• EXCERPT PROVIDED
- Opening Delimiter -
In the mean time, I’m up at 5, with two three-hour CE classes starting at 8, then two separate showing appointments in the afternoon — all on Mother’s Day. Activity ain’t income, but if you do enough of the right stuff often enough, the income will come pouring in.
So: Thank you all for your kind thoughts and your brave admissions. I’m battling back one day at a time. How about you?
kevin pellatiro says:
rooting for you – and us. thanks greg.
May 10, 2009 — 5:46 am
Beth Incorvati says:
an inspiring follow up to yesterday’s post…bravo!
May 10, 2009 — 6:19 am
Don Reedy says:
I know you’re off getting “educated”, so I’ll leave this tidbit for you later today after you’ve been filled with the work of real estate.
Ultimately, you and Brian know best what really gets the wind blowing through your sails. You two took some dust and blew it around, and now you’ve made something, something really important, out of nothing. So in the end, whatever drives both of you with the most passion is the path along which any book endeavor should lie.
As for me, I can say that after a number of years of following Bloodhound, and reveling in the “warming our minds around this blazing bonfire of ideas”, that what lifts and separates (sorry, couldn’t help the bra analogy so early in the morning) the Bloodhound ideas from others is the tasks you undertake, test, fail and ultimately succeed at that absolutely beats my chest into a frenzy. It is the DOING of these things that separates, at almost all levels.
Why do we talk with some distain of big box brokerages? It’s simple. They do not do, but rather take. They do not create, but rather steal. They do not anticipate change, but guild the lillies of the past to hide their own insufficiencies.
So, concluding, battling back is what we do, but not what needs to be taught or evangelized. Bloodhound is what most do NOT do, and what MUST be evangelized. In the creating of a new generation of brokers and agents that are Bloodhounds, we will immediately begin to serve the best interests of every consumer. This, Greg, is what I believe you are destined to do, to create, and to be.
May 10, 2009 — 6:51 am
Erica Ramus says:
I just discovered Bloodhound, thanks to a friend. I was stunned to read your foreclosure tale. Your honesty and putting it all right out there is amazing.
I had a business failure about 10 years ago and went through difficult times, so I can relate. 2 years after that business went under, I had started a new business and was named Business Woman of the Year by my local Chamber of Commerce.
From every failure or mistake, you learn. The bigger the mistake, the bigger the lesson. We “pay the dumb tax” and move on.
This too shall pass…
And I am thrilled to have found a group of independent minds not willing to put it all out there.
May 10, 2009 — 7:12 am
Greg Swann says:
Beth, Erica, Kevin: Bless you. Thank you.
Don: > In the creating of a new generation of brokers and agents that are Bloodhounds, we will immediately begin to serve the best interests of every consumer. This, Greg, is what I believe you are destined to do, to create, and to be.
At the risk of being accused of grandiosity, I feel this way, too. Not so much me, but all of us, each in our own way. Teri celebrates all my memes, but the one that matters most to me is the one that we never intended as a meme: The idea of being a Bloodhound, a real estate professional committed to delivering better value to the consumer. And that might be the essential idea we need to communicate.
May 10, 2009 — 7:54 pm
Al Lorenz says:
Because of the bloodhounds, I’ve been feeling that I now know how to become massively competent as a Realtor.
Greg, the BattleBack book should be about the revolution in real estate happening right here. I think you understand it. Even I understand that it is a revolution. Don’t let the fact that nobody knows exactly what the end result will look like take away from the understanding that you are helping create a better way to do business in real estate.
Also, please share with us what we can do to make the next events extremely profitable. I value what you are doing and I’m happy to do my part to make sure you are rewarded appropriately.
May 11, 2009 — 2:57 pm
teresa boardman says:
Would the book be in English of Latin?
- Closing Delimiter -
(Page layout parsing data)
- Opening Delimiter -
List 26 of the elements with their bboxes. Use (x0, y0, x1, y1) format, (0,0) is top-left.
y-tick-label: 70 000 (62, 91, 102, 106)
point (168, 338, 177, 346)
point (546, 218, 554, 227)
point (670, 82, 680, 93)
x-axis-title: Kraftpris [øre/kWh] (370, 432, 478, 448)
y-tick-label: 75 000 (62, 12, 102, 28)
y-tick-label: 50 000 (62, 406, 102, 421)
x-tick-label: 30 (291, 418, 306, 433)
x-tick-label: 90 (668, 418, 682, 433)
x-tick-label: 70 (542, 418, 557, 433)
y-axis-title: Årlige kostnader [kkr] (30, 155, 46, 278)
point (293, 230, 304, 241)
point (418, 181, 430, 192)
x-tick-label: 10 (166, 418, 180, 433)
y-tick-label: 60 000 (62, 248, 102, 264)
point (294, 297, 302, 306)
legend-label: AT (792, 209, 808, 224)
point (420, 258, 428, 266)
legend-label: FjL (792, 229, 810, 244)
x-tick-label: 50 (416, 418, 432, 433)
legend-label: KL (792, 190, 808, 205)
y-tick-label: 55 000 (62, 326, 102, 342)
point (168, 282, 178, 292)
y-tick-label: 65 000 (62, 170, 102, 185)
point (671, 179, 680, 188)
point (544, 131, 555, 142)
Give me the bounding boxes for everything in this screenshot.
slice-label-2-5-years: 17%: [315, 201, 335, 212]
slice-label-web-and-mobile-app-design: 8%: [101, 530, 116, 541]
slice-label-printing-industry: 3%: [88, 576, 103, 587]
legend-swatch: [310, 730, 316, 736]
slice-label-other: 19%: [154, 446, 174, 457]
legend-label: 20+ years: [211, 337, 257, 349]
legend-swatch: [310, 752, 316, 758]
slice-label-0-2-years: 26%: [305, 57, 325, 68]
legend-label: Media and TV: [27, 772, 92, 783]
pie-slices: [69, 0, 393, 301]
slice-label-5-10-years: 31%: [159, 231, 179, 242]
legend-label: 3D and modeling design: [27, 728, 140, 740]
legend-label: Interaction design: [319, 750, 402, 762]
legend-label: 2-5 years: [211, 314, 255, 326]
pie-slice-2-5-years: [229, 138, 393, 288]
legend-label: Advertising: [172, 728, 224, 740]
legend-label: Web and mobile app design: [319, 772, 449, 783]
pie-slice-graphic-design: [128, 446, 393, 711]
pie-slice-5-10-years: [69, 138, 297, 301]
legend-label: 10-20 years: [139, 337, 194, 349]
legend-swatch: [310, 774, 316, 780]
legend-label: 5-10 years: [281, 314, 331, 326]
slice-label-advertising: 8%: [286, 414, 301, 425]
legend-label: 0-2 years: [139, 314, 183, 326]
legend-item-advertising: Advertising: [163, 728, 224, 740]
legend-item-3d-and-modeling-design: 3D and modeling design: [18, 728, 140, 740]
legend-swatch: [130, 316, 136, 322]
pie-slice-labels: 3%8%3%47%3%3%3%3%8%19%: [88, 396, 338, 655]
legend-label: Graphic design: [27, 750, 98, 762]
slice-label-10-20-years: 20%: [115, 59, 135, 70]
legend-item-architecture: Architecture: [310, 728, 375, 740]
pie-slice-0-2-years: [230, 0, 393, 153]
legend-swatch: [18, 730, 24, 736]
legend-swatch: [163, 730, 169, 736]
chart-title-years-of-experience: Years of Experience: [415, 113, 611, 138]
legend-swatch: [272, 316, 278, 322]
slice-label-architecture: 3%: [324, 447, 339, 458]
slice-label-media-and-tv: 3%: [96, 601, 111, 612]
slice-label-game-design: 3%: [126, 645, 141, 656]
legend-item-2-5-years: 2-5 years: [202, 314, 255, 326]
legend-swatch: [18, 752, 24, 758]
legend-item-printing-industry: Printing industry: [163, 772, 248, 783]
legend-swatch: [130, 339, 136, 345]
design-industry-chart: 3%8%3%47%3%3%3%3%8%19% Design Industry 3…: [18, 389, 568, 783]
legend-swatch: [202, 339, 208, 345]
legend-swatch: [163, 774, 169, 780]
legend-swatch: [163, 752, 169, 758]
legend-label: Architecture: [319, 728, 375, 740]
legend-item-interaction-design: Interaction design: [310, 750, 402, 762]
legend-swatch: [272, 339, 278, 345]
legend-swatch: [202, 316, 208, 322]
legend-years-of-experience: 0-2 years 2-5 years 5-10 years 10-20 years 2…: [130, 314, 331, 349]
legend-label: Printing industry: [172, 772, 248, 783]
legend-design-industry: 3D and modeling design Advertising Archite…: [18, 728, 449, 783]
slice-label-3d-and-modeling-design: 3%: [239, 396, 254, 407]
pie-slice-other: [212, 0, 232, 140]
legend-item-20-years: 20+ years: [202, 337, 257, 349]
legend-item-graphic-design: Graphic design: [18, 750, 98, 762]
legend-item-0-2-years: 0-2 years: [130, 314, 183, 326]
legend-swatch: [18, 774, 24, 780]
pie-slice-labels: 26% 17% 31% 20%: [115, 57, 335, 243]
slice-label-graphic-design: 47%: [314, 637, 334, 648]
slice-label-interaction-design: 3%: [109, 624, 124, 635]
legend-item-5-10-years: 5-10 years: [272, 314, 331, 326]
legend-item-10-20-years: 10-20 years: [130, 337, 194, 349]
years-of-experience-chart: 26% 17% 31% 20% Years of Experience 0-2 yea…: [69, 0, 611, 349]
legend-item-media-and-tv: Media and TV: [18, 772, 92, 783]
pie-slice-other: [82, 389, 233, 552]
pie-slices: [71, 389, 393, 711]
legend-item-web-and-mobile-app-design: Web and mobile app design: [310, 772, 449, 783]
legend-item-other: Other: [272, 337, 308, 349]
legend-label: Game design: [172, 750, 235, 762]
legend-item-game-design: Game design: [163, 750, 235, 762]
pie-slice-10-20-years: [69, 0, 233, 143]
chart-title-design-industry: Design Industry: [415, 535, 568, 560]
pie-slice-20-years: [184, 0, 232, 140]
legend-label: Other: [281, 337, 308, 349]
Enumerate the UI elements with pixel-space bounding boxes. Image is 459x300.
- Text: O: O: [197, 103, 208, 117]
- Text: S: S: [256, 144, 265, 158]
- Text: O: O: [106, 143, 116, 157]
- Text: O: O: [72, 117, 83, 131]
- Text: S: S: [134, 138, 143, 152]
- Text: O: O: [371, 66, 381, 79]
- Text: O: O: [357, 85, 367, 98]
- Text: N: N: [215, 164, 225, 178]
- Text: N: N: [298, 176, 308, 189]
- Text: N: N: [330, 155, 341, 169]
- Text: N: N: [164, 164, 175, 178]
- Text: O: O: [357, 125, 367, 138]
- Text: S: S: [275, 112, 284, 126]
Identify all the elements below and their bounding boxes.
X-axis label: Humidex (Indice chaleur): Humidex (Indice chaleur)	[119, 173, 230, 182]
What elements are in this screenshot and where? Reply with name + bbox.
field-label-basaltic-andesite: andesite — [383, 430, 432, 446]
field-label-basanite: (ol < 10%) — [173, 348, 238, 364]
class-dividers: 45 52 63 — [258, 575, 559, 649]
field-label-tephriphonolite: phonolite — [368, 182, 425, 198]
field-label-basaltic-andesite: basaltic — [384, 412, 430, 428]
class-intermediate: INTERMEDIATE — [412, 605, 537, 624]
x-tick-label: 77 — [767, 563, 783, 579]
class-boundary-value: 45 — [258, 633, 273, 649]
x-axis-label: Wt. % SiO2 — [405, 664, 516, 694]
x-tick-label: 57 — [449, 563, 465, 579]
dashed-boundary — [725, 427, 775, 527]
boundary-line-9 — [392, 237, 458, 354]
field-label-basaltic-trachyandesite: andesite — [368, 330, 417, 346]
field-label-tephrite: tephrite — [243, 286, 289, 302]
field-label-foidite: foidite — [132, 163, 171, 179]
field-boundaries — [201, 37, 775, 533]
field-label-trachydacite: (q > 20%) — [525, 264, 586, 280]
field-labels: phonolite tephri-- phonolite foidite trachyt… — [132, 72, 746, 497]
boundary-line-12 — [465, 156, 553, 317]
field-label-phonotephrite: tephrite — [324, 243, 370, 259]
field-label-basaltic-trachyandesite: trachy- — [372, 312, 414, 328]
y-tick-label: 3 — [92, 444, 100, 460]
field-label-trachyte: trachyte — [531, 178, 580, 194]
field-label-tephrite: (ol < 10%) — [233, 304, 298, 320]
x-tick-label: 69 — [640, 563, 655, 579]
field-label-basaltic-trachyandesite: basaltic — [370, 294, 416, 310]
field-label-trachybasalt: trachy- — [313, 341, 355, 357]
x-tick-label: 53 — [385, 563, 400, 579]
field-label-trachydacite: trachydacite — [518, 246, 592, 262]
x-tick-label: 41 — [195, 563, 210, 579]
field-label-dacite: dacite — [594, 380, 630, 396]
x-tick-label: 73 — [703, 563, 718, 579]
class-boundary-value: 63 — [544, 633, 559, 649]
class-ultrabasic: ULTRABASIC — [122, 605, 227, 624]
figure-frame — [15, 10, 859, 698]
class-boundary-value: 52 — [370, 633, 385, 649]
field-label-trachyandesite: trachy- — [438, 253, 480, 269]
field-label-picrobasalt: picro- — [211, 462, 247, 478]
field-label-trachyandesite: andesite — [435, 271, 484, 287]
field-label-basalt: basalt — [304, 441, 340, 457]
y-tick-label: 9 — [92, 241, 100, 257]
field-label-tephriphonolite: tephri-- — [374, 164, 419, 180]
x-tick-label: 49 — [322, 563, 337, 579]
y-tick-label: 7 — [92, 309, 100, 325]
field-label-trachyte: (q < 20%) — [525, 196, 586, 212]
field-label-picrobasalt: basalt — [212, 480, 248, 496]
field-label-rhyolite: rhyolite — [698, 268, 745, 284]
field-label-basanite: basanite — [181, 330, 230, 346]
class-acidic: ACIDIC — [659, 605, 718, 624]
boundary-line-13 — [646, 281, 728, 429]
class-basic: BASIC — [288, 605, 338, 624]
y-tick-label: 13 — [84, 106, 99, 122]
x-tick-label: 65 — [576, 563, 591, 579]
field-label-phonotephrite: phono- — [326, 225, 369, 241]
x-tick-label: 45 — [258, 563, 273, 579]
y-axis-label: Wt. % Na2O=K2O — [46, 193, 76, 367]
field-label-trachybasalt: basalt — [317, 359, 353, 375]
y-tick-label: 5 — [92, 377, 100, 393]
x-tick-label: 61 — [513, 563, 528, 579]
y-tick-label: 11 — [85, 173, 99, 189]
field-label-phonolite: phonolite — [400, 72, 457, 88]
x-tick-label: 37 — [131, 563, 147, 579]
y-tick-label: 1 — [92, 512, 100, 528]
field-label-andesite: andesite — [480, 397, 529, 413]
- Closing Delimiter -
• ACTIVITY
In the comment thread, write out the passage between "Also, please share" and "are rewarded appropriately.", inclusive, and change "events" to "workshops".

• EXERCISE OUTPUT
Also, please share with us what we can do to make the next workshops extremely profitable. I value what you are doing and I’m happy to do my part to make sure you are rewarded appropriately.